| DATA SHOWN |
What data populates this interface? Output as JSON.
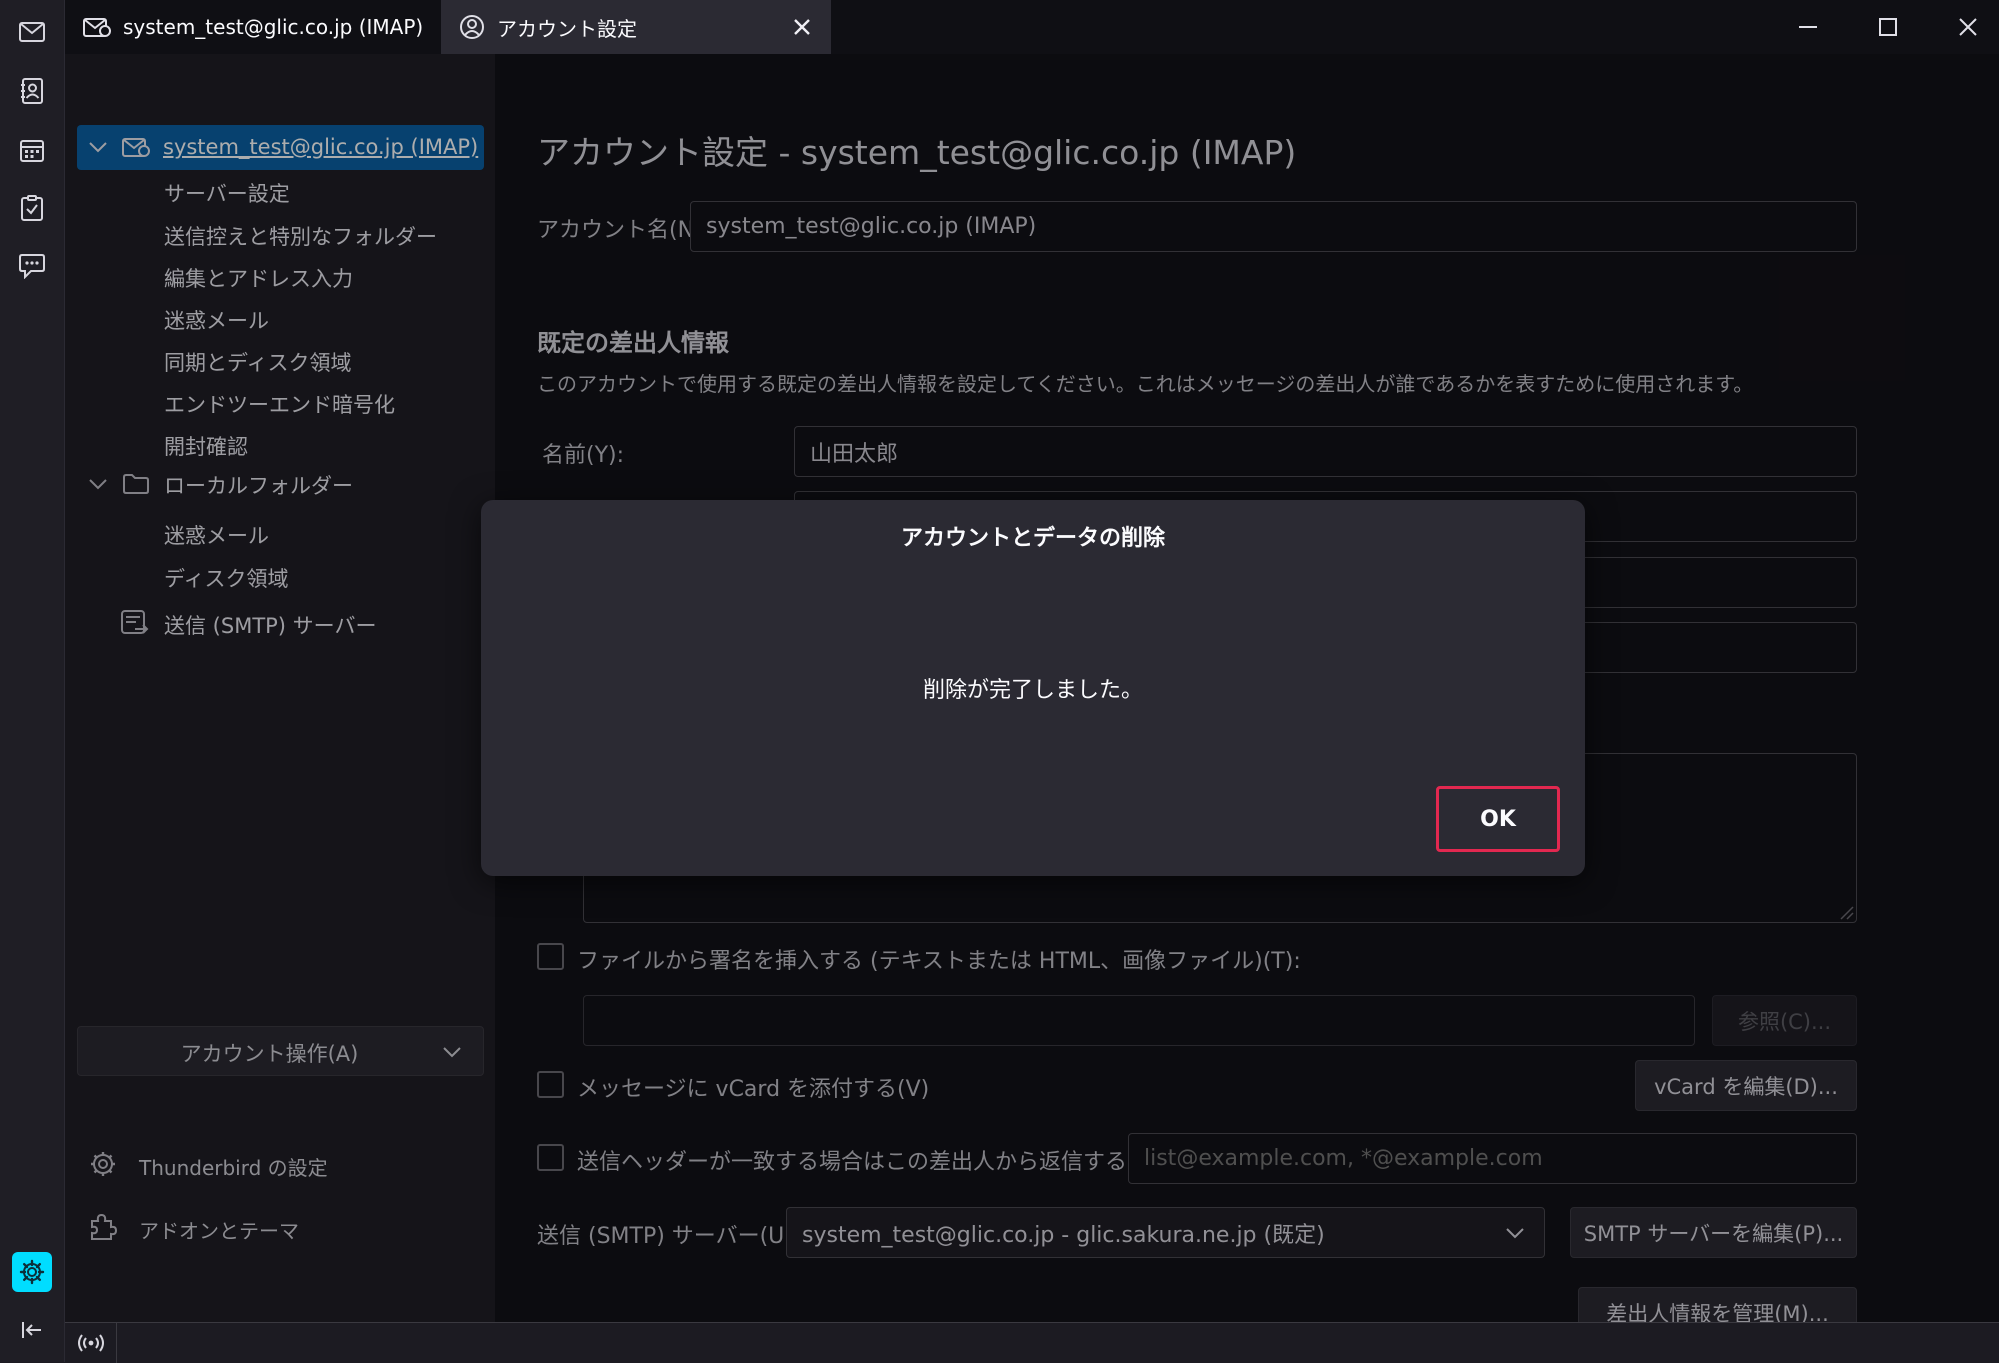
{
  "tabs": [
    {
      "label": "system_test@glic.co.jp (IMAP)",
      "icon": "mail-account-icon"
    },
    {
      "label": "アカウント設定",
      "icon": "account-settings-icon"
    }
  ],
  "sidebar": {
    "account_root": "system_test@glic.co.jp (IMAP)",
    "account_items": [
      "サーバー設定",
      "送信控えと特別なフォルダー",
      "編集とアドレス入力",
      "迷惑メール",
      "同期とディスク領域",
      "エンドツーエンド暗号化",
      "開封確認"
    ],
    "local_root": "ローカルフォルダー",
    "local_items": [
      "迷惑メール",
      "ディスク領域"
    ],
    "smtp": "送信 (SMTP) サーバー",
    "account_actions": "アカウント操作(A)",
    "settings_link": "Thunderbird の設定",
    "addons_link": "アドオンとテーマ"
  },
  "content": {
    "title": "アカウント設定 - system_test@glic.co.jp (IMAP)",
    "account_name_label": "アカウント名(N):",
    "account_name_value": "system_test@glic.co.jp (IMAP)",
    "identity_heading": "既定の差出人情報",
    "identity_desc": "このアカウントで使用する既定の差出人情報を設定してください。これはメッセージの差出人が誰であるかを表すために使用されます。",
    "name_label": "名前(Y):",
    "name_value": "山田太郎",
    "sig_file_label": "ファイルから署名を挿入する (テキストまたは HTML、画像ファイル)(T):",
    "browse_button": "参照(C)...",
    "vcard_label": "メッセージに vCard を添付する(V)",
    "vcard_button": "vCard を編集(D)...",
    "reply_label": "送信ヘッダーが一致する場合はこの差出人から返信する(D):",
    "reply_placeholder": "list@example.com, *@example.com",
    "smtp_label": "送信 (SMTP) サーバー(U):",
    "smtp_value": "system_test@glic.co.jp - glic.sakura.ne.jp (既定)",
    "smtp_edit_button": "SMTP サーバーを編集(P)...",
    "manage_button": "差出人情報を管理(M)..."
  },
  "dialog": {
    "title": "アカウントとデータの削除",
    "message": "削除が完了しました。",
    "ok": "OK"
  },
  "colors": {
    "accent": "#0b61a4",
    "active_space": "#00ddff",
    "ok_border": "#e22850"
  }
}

...

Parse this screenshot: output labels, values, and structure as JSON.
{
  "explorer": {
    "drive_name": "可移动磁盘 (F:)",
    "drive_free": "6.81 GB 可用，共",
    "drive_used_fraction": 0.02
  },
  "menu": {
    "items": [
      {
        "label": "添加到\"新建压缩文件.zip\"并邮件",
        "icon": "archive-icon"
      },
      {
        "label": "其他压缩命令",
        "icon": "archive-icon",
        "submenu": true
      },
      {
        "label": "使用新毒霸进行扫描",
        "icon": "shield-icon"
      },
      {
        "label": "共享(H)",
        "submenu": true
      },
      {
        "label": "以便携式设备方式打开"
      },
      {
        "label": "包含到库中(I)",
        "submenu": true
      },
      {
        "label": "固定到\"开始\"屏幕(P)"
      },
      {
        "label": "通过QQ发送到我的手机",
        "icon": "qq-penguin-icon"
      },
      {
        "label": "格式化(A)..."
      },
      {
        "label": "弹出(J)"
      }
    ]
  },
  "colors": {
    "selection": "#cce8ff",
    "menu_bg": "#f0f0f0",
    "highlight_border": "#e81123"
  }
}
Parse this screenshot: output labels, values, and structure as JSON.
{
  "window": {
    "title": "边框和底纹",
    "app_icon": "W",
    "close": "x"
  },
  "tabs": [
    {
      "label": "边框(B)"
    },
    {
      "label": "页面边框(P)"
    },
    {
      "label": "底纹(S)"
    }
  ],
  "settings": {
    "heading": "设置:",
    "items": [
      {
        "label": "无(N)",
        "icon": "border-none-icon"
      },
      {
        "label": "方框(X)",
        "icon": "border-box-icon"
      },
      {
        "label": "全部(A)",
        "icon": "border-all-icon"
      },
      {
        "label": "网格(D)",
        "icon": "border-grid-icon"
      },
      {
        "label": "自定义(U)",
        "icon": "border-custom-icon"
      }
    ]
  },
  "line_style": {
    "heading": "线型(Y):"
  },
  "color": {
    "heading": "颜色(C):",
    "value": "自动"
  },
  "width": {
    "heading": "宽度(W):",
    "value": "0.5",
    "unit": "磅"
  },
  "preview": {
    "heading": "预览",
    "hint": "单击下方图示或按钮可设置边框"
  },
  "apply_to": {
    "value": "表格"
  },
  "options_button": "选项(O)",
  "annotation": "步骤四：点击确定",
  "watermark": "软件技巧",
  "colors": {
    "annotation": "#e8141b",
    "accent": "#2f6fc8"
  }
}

...

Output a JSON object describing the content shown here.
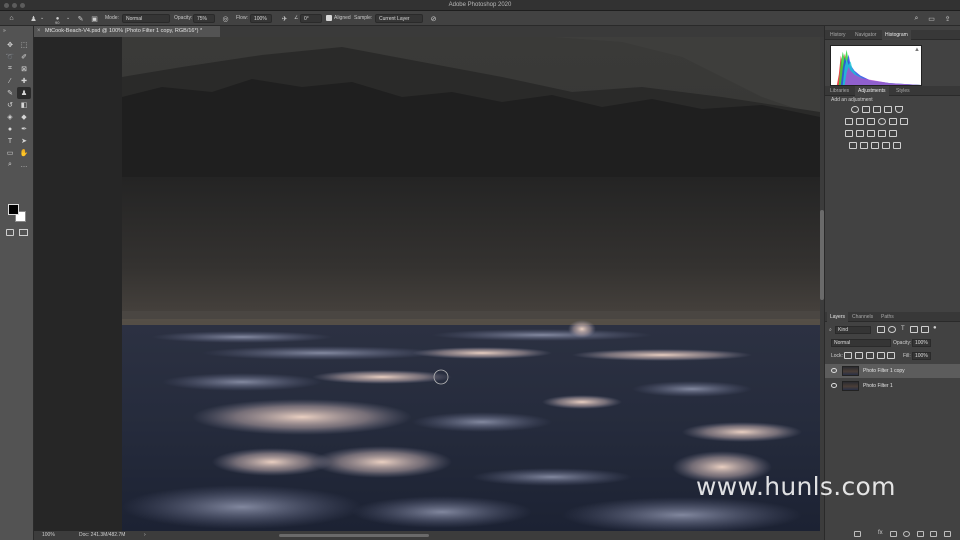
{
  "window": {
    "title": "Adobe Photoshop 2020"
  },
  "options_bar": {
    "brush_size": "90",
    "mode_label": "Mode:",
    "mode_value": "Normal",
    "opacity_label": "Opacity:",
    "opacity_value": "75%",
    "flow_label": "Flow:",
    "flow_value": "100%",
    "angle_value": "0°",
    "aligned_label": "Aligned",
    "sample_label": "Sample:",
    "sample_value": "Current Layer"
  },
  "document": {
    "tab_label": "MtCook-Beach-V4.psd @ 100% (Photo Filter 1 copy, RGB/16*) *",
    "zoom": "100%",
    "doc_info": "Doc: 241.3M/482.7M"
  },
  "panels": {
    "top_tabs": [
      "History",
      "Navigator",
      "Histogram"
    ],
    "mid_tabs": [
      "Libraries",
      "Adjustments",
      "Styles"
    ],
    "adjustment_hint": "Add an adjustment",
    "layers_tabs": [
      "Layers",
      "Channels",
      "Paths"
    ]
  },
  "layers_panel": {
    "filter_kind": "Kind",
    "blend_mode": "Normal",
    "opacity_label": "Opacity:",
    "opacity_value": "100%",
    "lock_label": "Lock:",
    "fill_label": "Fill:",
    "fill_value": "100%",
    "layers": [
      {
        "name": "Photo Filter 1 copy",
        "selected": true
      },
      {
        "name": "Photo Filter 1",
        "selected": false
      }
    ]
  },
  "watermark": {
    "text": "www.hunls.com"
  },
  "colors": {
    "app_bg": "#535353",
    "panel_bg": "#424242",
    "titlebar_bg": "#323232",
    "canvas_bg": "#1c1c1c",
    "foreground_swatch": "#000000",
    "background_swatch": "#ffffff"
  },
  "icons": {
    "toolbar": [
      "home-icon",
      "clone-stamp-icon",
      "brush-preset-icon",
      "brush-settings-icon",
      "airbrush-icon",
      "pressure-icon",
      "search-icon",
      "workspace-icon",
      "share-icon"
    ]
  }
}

| DIRECTIONS FOR THIS TASK |
Pick out each line containing the string "content" and copy it.

| FINISHED ANSWER |
  "content": {
Output a JSON object describing the content shown here.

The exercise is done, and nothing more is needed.